**What to produce**
Copy the lines below as they are; omit the images they contain.

[Stored data entries]

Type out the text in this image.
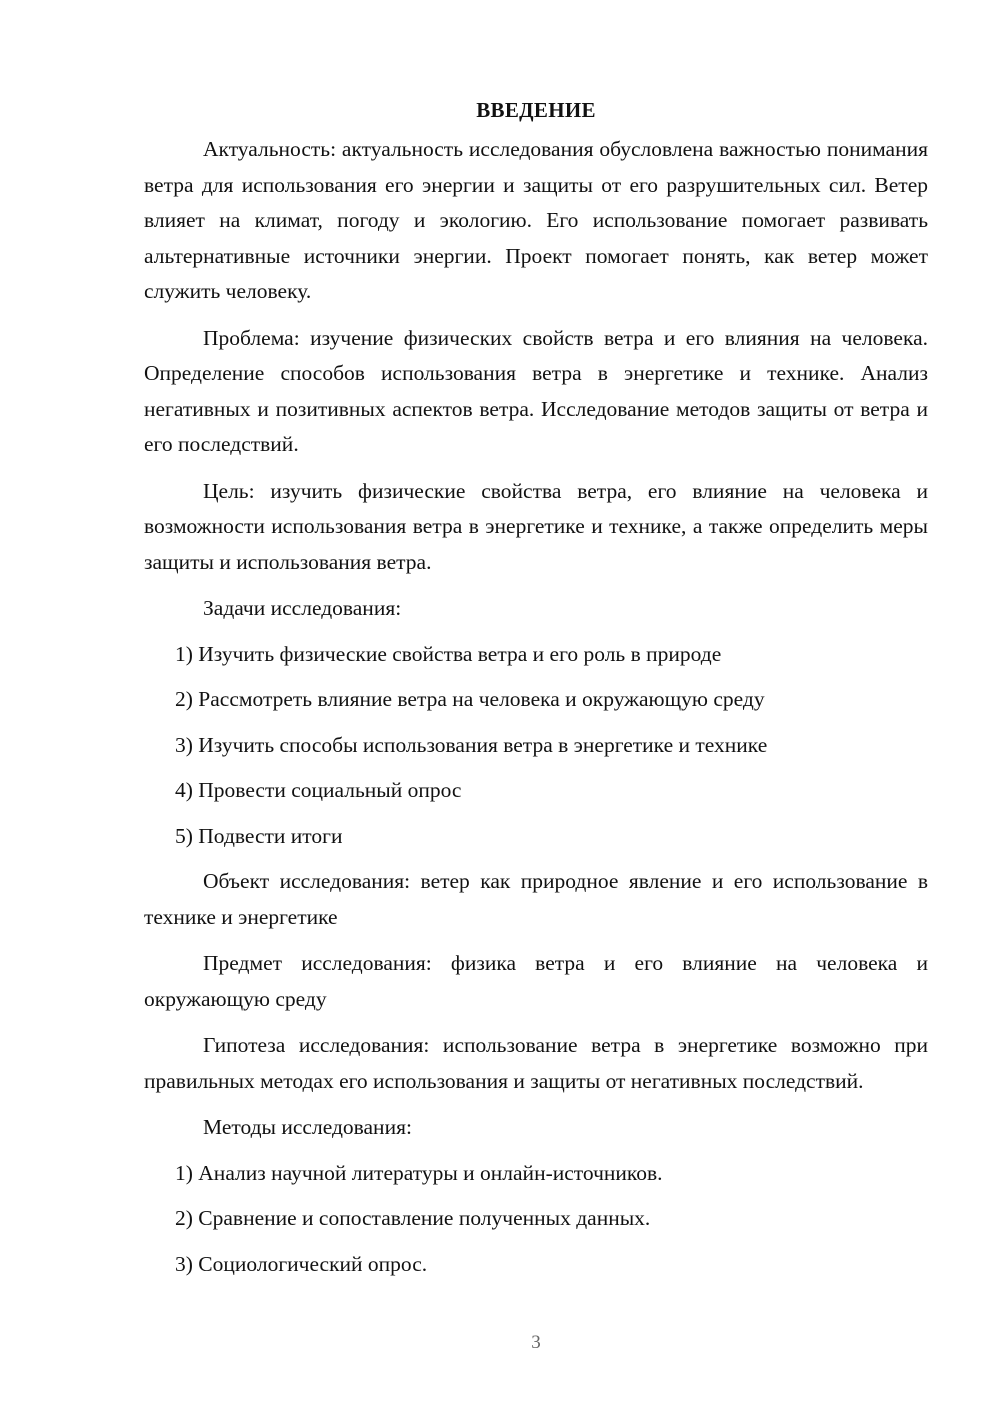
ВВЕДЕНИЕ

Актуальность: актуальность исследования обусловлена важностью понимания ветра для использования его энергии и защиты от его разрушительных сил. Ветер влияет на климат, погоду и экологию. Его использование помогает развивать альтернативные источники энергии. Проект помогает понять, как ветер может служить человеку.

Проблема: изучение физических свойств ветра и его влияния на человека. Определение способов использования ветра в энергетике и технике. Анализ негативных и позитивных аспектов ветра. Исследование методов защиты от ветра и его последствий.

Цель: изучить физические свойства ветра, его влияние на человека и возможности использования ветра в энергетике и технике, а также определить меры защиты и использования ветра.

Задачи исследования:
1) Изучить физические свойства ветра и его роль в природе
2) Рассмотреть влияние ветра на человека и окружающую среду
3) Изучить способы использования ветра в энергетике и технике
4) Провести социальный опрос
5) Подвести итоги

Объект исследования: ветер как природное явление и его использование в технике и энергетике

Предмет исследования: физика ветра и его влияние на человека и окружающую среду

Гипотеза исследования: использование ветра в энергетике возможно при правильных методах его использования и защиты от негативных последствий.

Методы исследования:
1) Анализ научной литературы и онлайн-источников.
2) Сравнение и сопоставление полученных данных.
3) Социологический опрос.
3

**Expected output**
Type out the text in this image.
ВВЕДЕНИЕ

Актуальность: актуальность исследования обусловлена важностью понимания ветра для использования его энергии и защиты от его разрушительных сил. Ветер влияет на климат, погоду и экологию. Его использование помогает развивать альтернативные источники энергии. Проект помогает понять, как ветер может служить человеку.

Проблема: изучение физических свойств ветра и его влияния на человека. Определение способов использования ветра в энергетике и технике. Анализ негативных и позитивных аспектов ветра. Исследование методов защиты от ветра и его последствий.

Цель: изучить физические свойства ветра, его влияние на человека и возможности использования ветра в энергетике и технике, а также определить меры защиты и использования ветра.

Задачи исследования:
1) Изучить физические свойства ветра и его роль в природе
2) Рассмотреть влияние ветра на человека и окружающую среду
3) Изучить способы использования ветра в энергетике и технике
4) Провести социальный опрос
5) Подвести итоги

Объект исследования: ветер как природное явление и его использование в технике и энергетике

Предмет исследования: физика ветра и его влияние на человека и окружающую среду

Гипотеза исследования: использование ветра в энергетике возможно при правильных методах его использования и защиты от негативных последствий.

Методы исследования:
1) Анализ научной литературы и онлайн-источников.
2) Сравнение и сопоставление полученных данных.
3) Социологический опрос.
3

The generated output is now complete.